◆ **REQUIRED WORK**
Repeat word for word the lines from the one holding "Read this page and output its text content." through the end, both ends included, and leave out every picture.

◆ **DATA IN THIS EXERCISE**

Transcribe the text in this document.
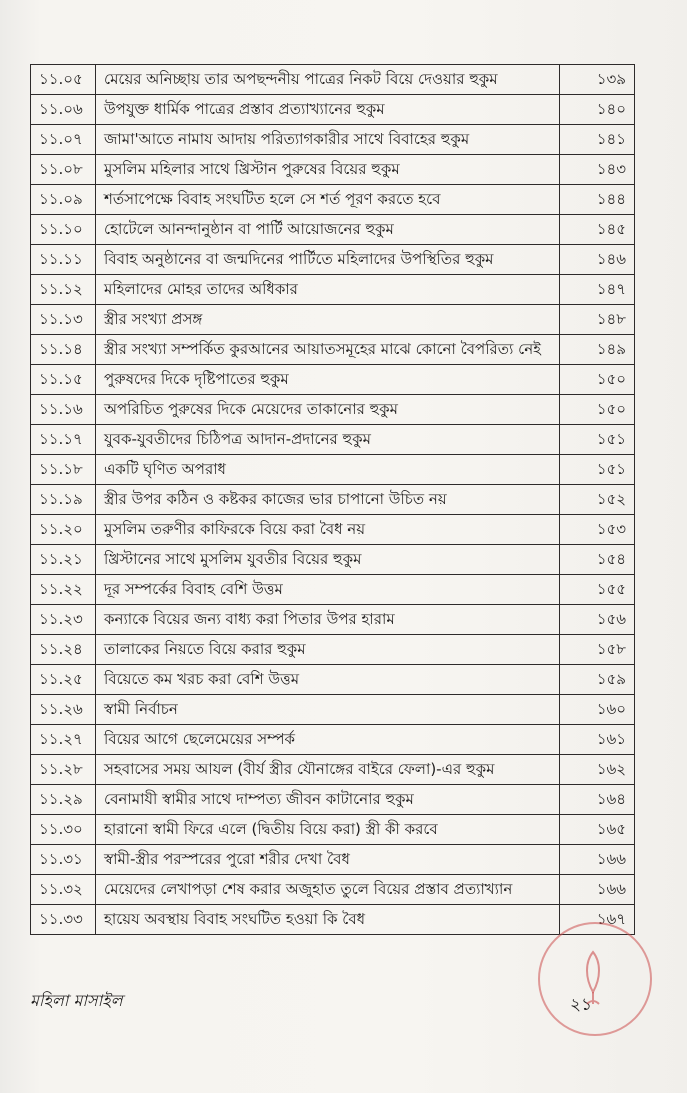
১১.০৫	মেয়ের অনিচ্ছায় তার অপছন্দনীয় পাত্রের নিকট বিয়ে দেওয়ার হুকুম	১৩৯
১১.০৬	উপযুক্ত ধার্মিক পাত্রের প্রস্তাব প্রত্যাখ্যানের হুকুম	১৪০
১১.০৭	জামা'আতে নামায আদায় পরিত্যাগকারীর সাথে বিবাহের হুকুম	১৪১
১১.০৮	মুসলিম মহিলার সাথে খ্রিস্টান পুরুষের বিয়ের হুকুম	১৪৩
১১.০৯	শর্তসাপেক্ষে বিবাহ সংঘটিত হলে সে শর্ত পূরণ করতে হবে	১৪৪
১১.১০	হোটেলে আনন্দানুষ্ঠান বা পার্টি আয়োজনের হুকুম	১৪৫
১১.১১	বিবাহ অনুষ্ঠানের বা জন্মদিনের পার্টিতে মহিলাদের উপস্থিতির হুকুম	১৪৬
১১.১২	মহিলাদের মোহর তাদের অধিকার	১৪৭
১১.১৩	স্ত্রীর সংখ্যা প্রসঙ্গ	১৪৮
১১.১৪	স্ত্রীর সংখ্যা সম্পর্কিত কুরআনের আয়াতসমূহের মাঝে কোনো বৈপরিত্য নেই	১৪৯
১১.১৫	পুরুষদের দিকে দৃষ্টিপাতের হুকুম	১৫০
১১.১৬	অপরিচিত পুরুষের দিকে মেয়েদের তাকানোর হুকুম	১৫০
১১.১৭	যুবক-যুবতীদের চিঠিপত্র আদান-প্রদানের হুকুম	১৫১
১১.১৮	একটি ঘৃণিত অপরাধ	১৫১
১১.১৯	স্ত্রীর উপর কঠিন ও কষ্টকর কাজের ভার চাপানো উচিত নয়	১৫২
১১.২০	মুসলিম তরুণীর কাফিরকে বিয়ে করা বৈধ নয়	১৫৩
১১.২১	খ্রিস্টানের সাথে মুসলিম যুবতীর বিয়ের হুকুম	১৫৪
১১.২২	দূর সম্পর্কের বিবাহ বেশি উত্তম	১৫৫
১১.২৩	কন্যাকে বিয়ের জন্য বাধ্য করা পিতার উপর হারাম	১৫৬
১১.২৪	তালাকের নিয়তে বিয়ে করার হুকুম	১৫৮
১১.২৫	বিয়েতে কম খরচ করা বেশি উত্তম	১৫৯
১১.২৬	স্বামী নির্বাচন	১৬০
১১.২৭	বিয়ের আগে ছেলেমেয়ের সম্পর্ক	১৬১
১১.২৮	সহবাসের সময় আযল (বীর্য স্ত্রীর যৌনাঙ্গের বাইরে ফেলা)-এর হুকুম	১৬২
১১.২৯	বেনামাযী স্বামীর সাথে দাম্পত্য জীবন কাটানোর হুকুম	১৬৪
১১.৩০	হারানো স্বামী ফিরে এলে (দ্বিতীয় বিয়ে করা) স্ত্রী কী করবে	১৬৫
১১.৩১	স্বামী-স্ত্রীর পরস্পরের পুরো শরীর দেখা বৈধ	১৬৬
১১.৩২	মেয়েদের লেখাপড়া শেষ করার অজুহাত তুলে বিয়ের প্রস্তাব প্রত্যাখ্যান	১৬৬
১১.৩৩	হায়েয অবস্থায় বিবাহ সংঘটিত হওয়া কি বৈধ	১৬৭
মহিলা মাসাইল	২১
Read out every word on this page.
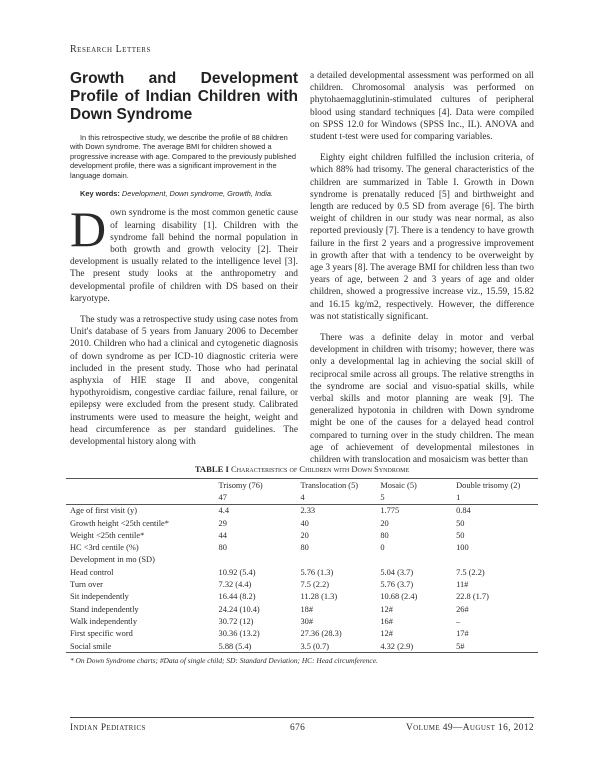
Research Letters
Growth and Development Profile of Indian Children with Down Syndrome

In this retrospective study, we describe the profile of 88 children with Down syndrome. The average BMI for children showed a progressive increase with age. Compared to the previously published development profile, there was a significant improvement in the language domain.

Key words: Development, Down syndrome, Growth, India.

Down syndrome is the most common genetic cause of learning disability [1]. Children with the syndrome fall behind the normal population in both growth and growth velocity [2]. Their development is usually related to the intelligence level [3]. The present study looks at the anthropometry and developmental profile of children with DS based on their karyotype.

The study was a retrospective study using case notes from Unit's database of 5 years from January 2006 to December 2010. Children who had a clinical and cytogenetic diagnosis of down syndrome as per ICD-10 diagnostic criteria were included in the present study. Those who had perinatal asphyxia of HIE stage II and above, congenital hypothyroidism, congestive cardiac failure, renal failure, or epilepsy were excluded from the present study. Calibrated instruments were used to measure the height, weight and head circumference as per standard guidelines. The developmental history along with

a detailed developmental assessment was performed on all children. Chromosomal analysis was performed on phytohaemagglutinin-stimulated cultures of peripheral blood using standard techniques [4]. Data were compiled on SPSS 12.0 for Windows (SPSS Inc., IL). ANOVA and student t-test were used for comparing variables.

Eighty eight children fulfilled the inclusion criteria, of which 88% had trisomy. The general characteristics of the children are summarized in Table I. Growth in Down syndrome is prenatally reduced [5] and birthweight and length are reduced by 0.5 SD from average [6]. The birth weight of children in our study was near normal, as also reported previously [7]. There is a tendency to have growth failure in the first 2 years and a progressive improvement in growth after that with a tendency to be overweight by age 3 years [8]. The average BMI for children less than two years of age, between 2 and 3 years of age and older children, showed a progressive increase viz., 15.59, 15.82 and 16.15 kg/m2, respectively. However, the difference was not statistically significant.

There was a definite delay in motor and verbal development in children with trisomy; however, there was only a developmental lag in achieving the social skill of reciprocal smile across all groups. The relative strengths in the syndrome are social and visuo-spatial skills, while verbal skills and motor planning are weak [9]. The generalized hypotonia in children with Down syndrome might be one of the causes for a delayed head control compared to turning over in the study children. The mean age of achievement of developmental milestones in children with translocation and mosaicism was better than

TABLE I Characteristics of Children with Down Syndrome
	Trisomy (76)	Translocation (5)	Mosaic (5)	Double trisomy (2)
	47	4	5	1
Age of first visit (y)	4.4	2.33	1.775	0.84
Growth height <25th centile*	29	40	20	50
Weight <25th centile*	44	20	80	50
HC <3rd centile (%)	80	80	0	100
Development in mo (SD)				
Head control	10.92 (5.4)	5.76 (1.3)	5.04 (3.7)	7.5 (2.2)
Turn over	7.32 (4.4)	7.5 (2.2)	5.76 (3.7)	11#
Sit independently	16.44 (8.2)	11.28 (1.3)	10.68 (2.4)	22.8 (1.7)
Stand independently	24.24 (10.4)	18#	12#	26#
Walk independently	30.72 (12)	30#	16#	–
First specific word	30.36 (13.2)	27.36 (28.3)	12#	17#
Social smile	5.88 (5.4)	3.5 (0.7)	4.32 (2.9)	5#
* On Down Syndrome charts; #Data of single child; SD: Standard Deviation; HC: Head circumference.
Indian Pediatrics	676	Volume 49—August 16, 2012
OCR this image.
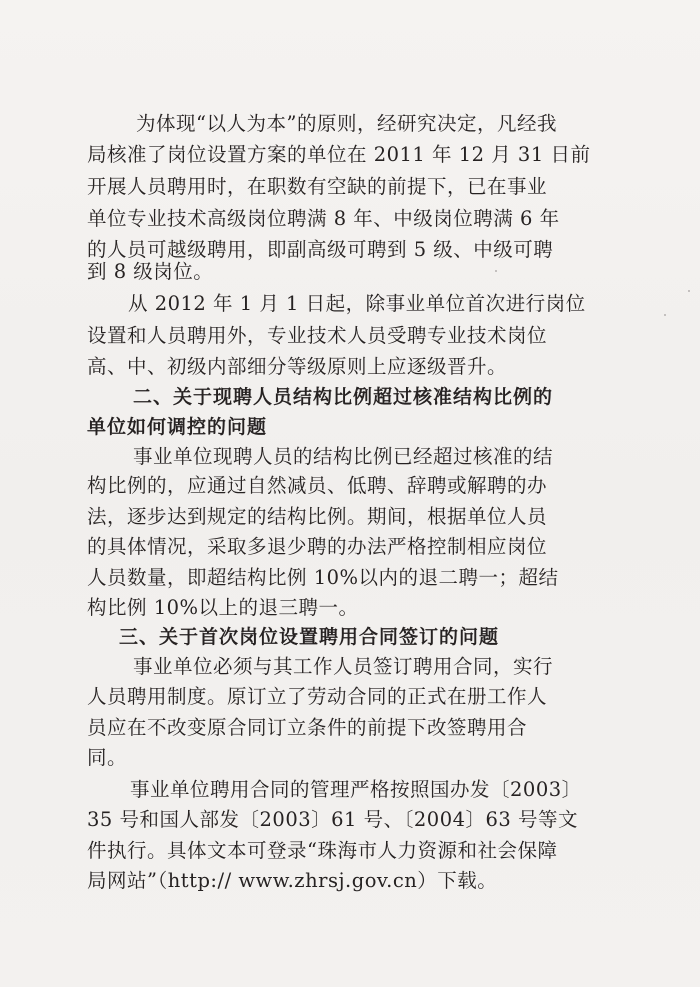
为体现“以人为本”的原则，经研究决定，凡经我
局核准了岗位设置方案的单位在 2011 年 12 月 31 日前
开展人员聘用时，在职数有空缺的前提下，已在事业
单位专业技术高级岗位聘满 8 年、中级岗位聘满 6 年
的人员可越级聘用，即副高级可聘到 5 级、中级可聘
到 8 级岗位。
从 2012 年 1 月 1 日起，除事业单位首次进行岗位
设置和人员聘用外，专业技术人员受聘专业技术岗位
高、中、初级内部细分等级原则上应逐级晋升。
二、关于现聘人员结构比例超过核准结构比例的
单位如何调控的问题
事业单位现聘人员的结构比例已经超过核准的结
构比例的，应通过自然减员、低聘、辞聘或解聘的办
法，逐步达到规定的结构比例。期间，根据单位人员
的具体情况，采取多退少聘的办法严格控制相应岗位
人员数量，即超结构比例 10%以内的退二聘一；超结
构比例 10%以上的退三聘一。
三、关于首次岗位设置聘用合同签订的问题
事业单位必须与其工作人员签订聘用合同，实行
人员聘用制度。原订立了劳动合同的正式在册工作人
员应在不改变原合同订立条件的前提下改签聘用合
同。
事业单位聘用合同的管理严格按照国办发〔2003〕
35 号和国人部发〔2003〕61 号、〔2004〕63 号等文
件执行。具体文本可登录“珠海市人力资源和社会保障
局网站”（http:// www.zhrsj.gov.cn）下载。
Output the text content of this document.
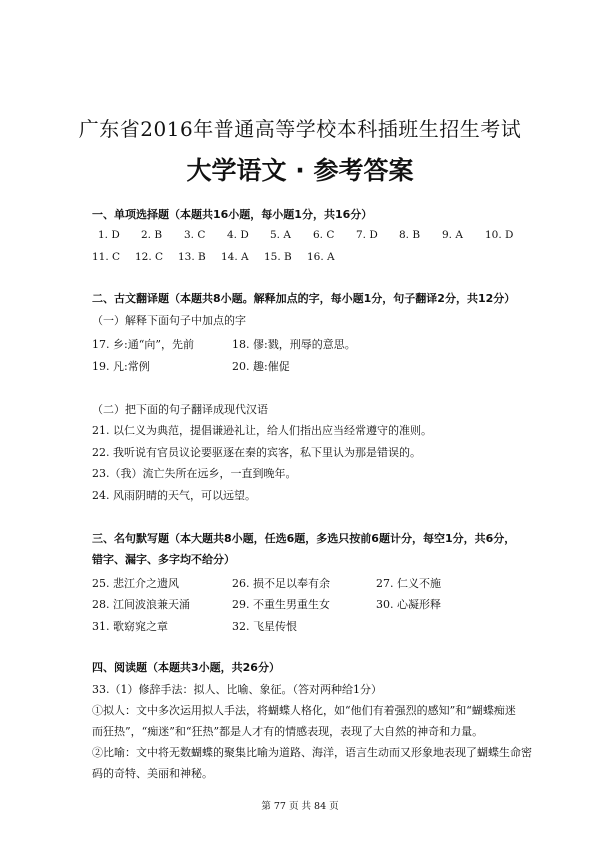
广东省2016年普通高等学校本科插班生招生考试
大学语文 · 参考答案
一、单项选择题（本题共16小题，每小题1分，共16分）
1. D 2. B 3. C 4. D 5. A 6. C 7. D 8. B 9. A 10. D
11. C 12. C 13. B 14. A 15. B 16. A
二、古文翻译题（本题共8小题。解释加点的字，每小题1分，句子翻译2分，共12分）
（一）解释下面句子中加点的字
17. 乡:通“向”，先前	18. 僇:戮，刑辱的意思。
19. 凡:常例	20. 趣:催促
（二）把下面的句子翻译成现代汉语
21. 以仁义为典范，提倡谦逊礼让，给人们指出应当经常遵守的准则。
22. 我听说有官员议论要驱逐在秦的宾客，私下里认为那是错误的。
23.（我）流亡失所在远乡，一直到晚年。
24. 风雨阴晴的天气，可以远望。
三、名句默写题（本大题共8小题，任选6题，多选只按前6题计分，每空1分，共6分，
错字、漏字、多字均不给分）
25. 悲江介之遗风	26. 损不足以奉有余	27. 仁义不施
28. 江间波浪兼天涌	29. 不重生男重生女	30. 心凝形释
31. 歌窈窕之章	32. 飞星传恨
四、阅读题（本题共3小题，共26分）
33.（1）修辞手法：拟人、比喻、象征。（答对两种给1分）
①拟人：文中多次运用拟人手法，将蝴蝶人格化，如“他们有着强烈的感知”和“蝴蝶痴迷
而狂热”，“痴迷”和“狂热”都是人才有的情感表现，表现了大自然的神奇和力量。
②比喻：文中将无数蝴蝶的聚集比喻为道路、海洋，语言生动而又形象地表现了蝴蝶生命密
码的奇特、美丽和神秘。
第 77 页 共 84 页
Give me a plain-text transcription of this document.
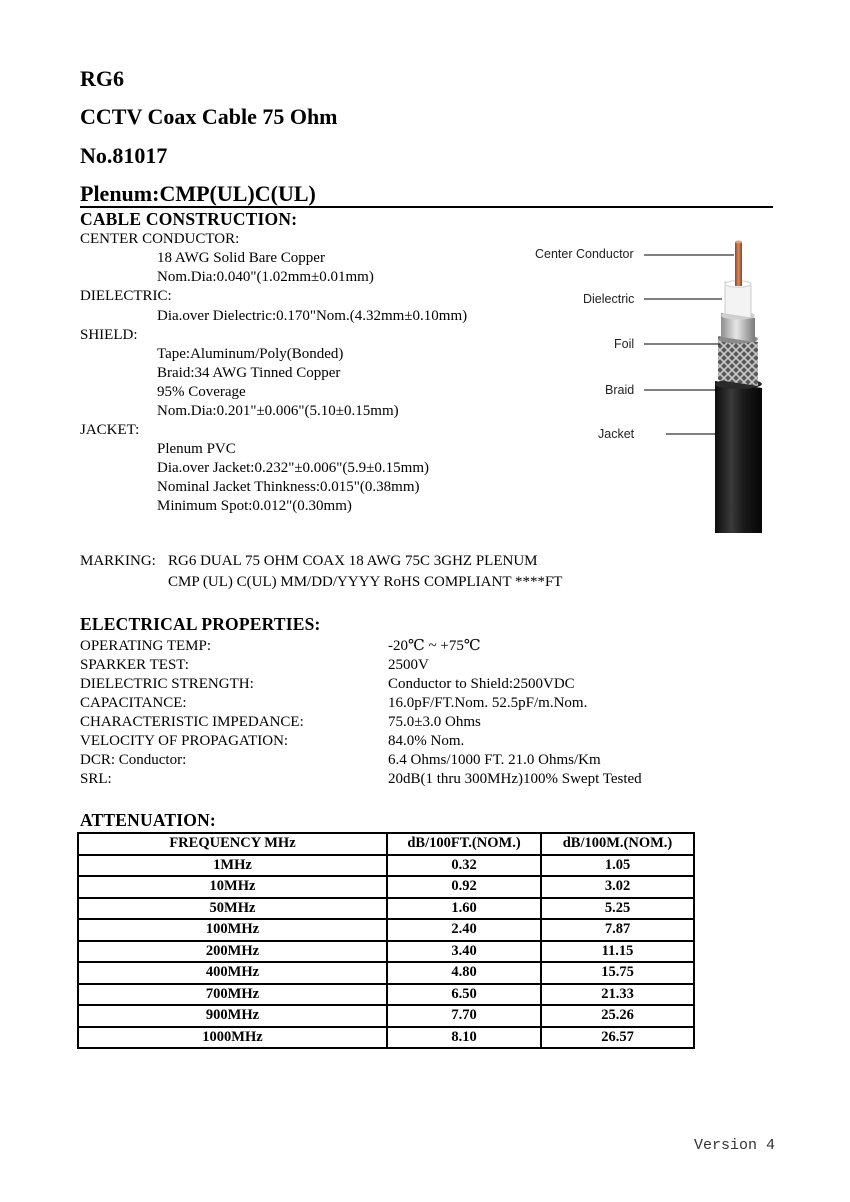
RG6
CCTV Coax Cable 75 Ohm
No.81017
Plenum:CMP(UL)C(UL)
CABLE CONSTRUCTION:
CENTER CONDUCTOR:
18 AWG Solid Bare Copper
Nom.Dia:0.040"(1.02mm±0.01mm)
DIELECTRIC:
Dia.over Dielectric:0.170"Nom.(4.32mm±0.10mm)
SHIELD:
Tape:Aluminum/Poly(Bonded)
Braid:34 AWG Tinned Copper
95% Coverage
Nom.Dia:0.201"±0.006"(5.10±0.15mm)
JACKET:
Plenum PVC
Dia.over Jacket:0.232"±0.006"(5.9±0.15mm)
Nominal Jacket Thinkness:0.015"(0.38mm)
Minimum Spot:0.012"(0.30mm)
Center Conductor
Dielectric
Foil
Braid
Jacket
MARKING: RG6 DUAL 75 OHM COAX 18 AWG 75C 3GHZ PLENUM
CMP (UL) C(UL) MM/DD/YYYY RoHS COMPLIANT ****FT
ELECTRICAL PROPERTIES:
OPERATING TEMP:	-20℃ ~ +75℃
SPARKER TEST:	2500V
DIELECTRIC STRENGTH:	Conductor to Shield:2500VDC
CAPACITANCE:	16.0pF/FT.Nom. 52.5pF/m.Nom.
CHARACTERISTIC IMPEDANCE:	75.0±3.0 Ohms
VELOCITY OF PROPAGATION:	84.0% Nom.
DCR: Conductor:	6.4 Ohms/1000 FT. 21.0 Ohms/Km
SRL:	20dB(1 thru 300MHz)100% Swept Tested
ATTENUATION:
FREQUENCY MHz	dB/100FT.(NOM.)	dB/100M.(NOM.)
1MHz	0.32	1.05
10MHz	0.92	3.02
50MHz	1.60	5.25
100MHz	2.40	7.87
200MHz	3.40	11.15
400MHz	4.80	15.75
700MHz	6.50	21.33
900MHz	7.70	25.26
1000MHz	8.10	26.57
Version 4
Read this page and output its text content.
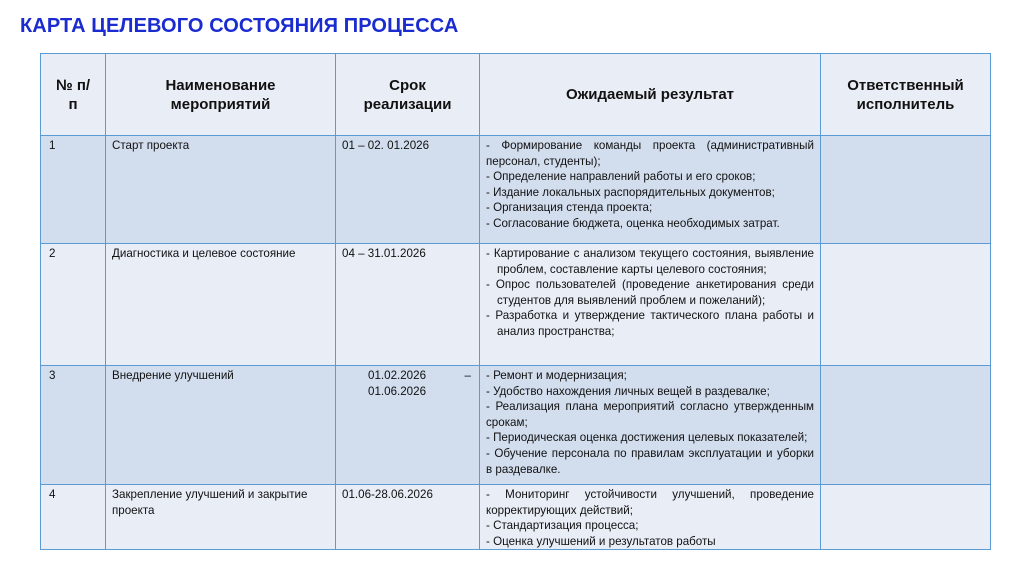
КАРТА ЦЕЛЕВОГО СОСТОЯНИЯ ПРОЦЕССА
№ п/п	Наименование мероприятий	Срок реализации	Ожидаемый результат	Ответственный исполнитель
1	Старт проекта	01 – 02. 01.2026	- Формирование команды проекта (административный персонал, студенты);
- Определение направлений работы и его сроков;
- Издание локальных распорядительных документов;
- Организация стенда проекта;
- Согласование бюджета, оценка необходимых затрат.	

2	Диагностика и целевое состояние	04 – 31.01.2026	- Картирование с анализом текущего состояния, выявление проблем, составление карты целевого состояния;
- Опрос пользователей (проведение анкетирования среди студентов для выявлений проблем и пожеланий);
- Разработка и утверждение тактического плана работы и анализ пространства;	

3	Внедрение улучшений	01.02.2026 – 01.06.2026	- Ремонт и модернизация;
- Удобство нахождения личных вещей в раздевалке;
- Реализация плана мероприятий согласно утвержденным срокам;
- Периодическая оценка достижения целевых показателей;
- Обучение персонала по правилам эксплуатации и уборки в раздевалке.	

4	Закрепление улучшений и закрытие проекта	01.06-28.06.2026	- Мониторинг устойчивости улучшений, проведение корректирующих действий;
- Стандартизация процесса;
- Оценка улучшений и результатов работы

◆ **TASK SOLUTION**
Read this page and output its text content.
КАРТА ЦЕЛЕВОГО СОСТОЯНИЯ ПРОЦЕССА
№ п/п	Наименование мероприятий	Срок реализации	Ожидаемый результат	Ответственный исполнитель
1	Старт проекта	01 – 02. 01.2026	- Формирование команды проекта (административный персонал, студенты);
- Определение направлений работы и его сроков;
- Издание локальных распорядительных документов;
- Организация стенда проекта;
- Согласование бюджета, оценка необходимых затрат.	

2	Диагностика и целевое состояние	04 – 31.01.2026	- Картирование с анализом текущего состояния, выявление проблем, составление карты целевого состояния;
- Опрос пользователей (проведение анкетирования среди студентов для выявлений проблем и пожеланий);
- Разработка и утверждение тактического плана работы и анализ пространства;	

3	Внедрение улучшений	01.02.2026 – 01.06.2026	- Ремонт и модернизация;
- Удобство нахождения личных вещей в раздевалке;
- Реализация плана мероприятий согласно утвержденным срокам;
- Периодическая оценка достижения целевых показателей;
- Обучение персонала по правилам эксплуатации и уборки в раздевалке.	

4	Закрепление улучшений и закрытие проекта	01.06-28.06.2026	- Мониторинг устойчивости улучшений, проведение корректирующих действий;
- Стандартизация процесса;
- Оценка улучшений и результатов работы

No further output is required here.